Written problem
Copy every line of the data in which the word "content" occurs.

[Records from a data source]
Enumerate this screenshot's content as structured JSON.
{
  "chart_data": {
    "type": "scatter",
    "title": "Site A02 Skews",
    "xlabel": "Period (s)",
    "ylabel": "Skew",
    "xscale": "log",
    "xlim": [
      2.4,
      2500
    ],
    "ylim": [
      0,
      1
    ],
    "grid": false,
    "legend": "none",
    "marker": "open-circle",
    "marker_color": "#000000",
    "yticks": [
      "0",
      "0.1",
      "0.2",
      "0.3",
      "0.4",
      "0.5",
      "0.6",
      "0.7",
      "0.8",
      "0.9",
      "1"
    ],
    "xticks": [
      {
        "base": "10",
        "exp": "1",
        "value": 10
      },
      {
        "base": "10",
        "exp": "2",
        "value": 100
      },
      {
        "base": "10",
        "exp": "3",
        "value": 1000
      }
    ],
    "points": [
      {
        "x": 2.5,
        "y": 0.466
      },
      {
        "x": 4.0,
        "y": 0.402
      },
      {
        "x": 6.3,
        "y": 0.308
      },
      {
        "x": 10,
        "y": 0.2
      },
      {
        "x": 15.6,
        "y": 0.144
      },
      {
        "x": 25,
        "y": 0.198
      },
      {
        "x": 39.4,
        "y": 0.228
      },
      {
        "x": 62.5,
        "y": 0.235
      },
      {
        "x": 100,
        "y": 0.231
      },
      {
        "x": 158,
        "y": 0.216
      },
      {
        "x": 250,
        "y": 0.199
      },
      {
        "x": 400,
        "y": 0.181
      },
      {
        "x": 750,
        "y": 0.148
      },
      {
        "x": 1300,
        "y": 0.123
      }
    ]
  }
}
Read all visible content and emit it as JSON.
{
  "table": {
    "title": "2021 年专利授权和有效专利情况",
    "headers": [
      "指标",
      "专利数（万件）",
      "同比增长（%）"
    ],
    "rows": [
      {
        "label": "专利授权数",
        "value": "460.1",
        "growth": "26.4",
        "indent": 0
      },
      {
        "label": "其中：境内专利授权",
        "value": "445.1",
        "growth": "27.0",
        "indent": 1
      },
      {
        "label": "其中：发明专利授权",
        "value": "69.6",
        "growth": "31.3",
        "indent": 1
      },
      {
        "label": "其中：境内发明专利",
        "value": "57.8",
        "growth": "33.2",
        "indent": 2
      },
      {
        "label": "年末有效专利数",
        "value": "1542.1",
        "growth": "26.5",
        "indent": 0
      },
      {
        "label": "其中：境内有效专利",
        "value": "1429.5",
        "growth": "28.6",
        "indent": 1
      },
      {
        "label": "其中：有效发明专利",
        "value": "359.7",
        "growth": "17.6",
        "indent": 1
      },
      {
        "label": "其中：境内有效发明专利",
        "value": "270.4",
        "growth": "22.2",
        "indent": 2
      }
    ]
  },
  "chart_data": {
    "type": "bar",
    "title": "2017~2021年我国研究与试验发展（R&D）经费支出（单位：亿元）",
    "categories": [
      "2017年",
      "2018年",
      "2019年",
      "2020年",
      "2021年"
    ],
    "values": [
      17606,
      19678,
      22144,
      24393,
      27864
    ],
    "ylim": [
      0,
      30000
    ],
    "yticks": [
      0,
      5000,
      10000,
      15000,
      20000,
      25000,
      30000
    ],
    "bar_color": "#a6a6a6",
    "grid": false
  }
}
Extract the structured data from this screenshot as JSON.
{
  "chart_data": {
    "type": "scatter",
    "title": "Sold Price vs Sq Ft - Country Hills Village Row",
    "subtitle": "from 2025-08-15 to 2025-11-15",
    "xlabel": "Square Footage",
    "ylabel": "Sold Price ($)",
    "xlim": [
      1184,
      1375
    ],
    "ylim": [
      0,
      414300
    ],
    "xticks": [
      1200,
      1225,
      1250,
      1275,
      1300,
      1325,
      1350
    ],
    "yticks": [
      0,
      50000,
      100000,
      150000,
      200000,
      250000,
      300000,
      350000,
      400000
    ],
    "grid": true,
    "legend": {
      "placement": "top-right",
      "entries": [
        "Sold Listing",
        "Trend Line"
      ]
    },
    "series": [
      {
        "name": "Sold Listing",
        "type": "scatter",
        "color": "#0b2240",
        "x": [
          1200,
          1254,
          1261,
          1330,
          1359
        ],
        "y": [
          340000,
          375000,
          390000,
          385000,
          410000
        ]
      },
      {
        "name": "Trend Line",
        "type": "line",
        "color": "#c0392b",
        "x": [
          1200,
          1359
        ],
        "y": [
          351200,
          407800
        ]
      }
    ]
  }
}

Response to the task
Enumerate this screenshot's content as structured JSON.
Read all visible content and emit it as JSON.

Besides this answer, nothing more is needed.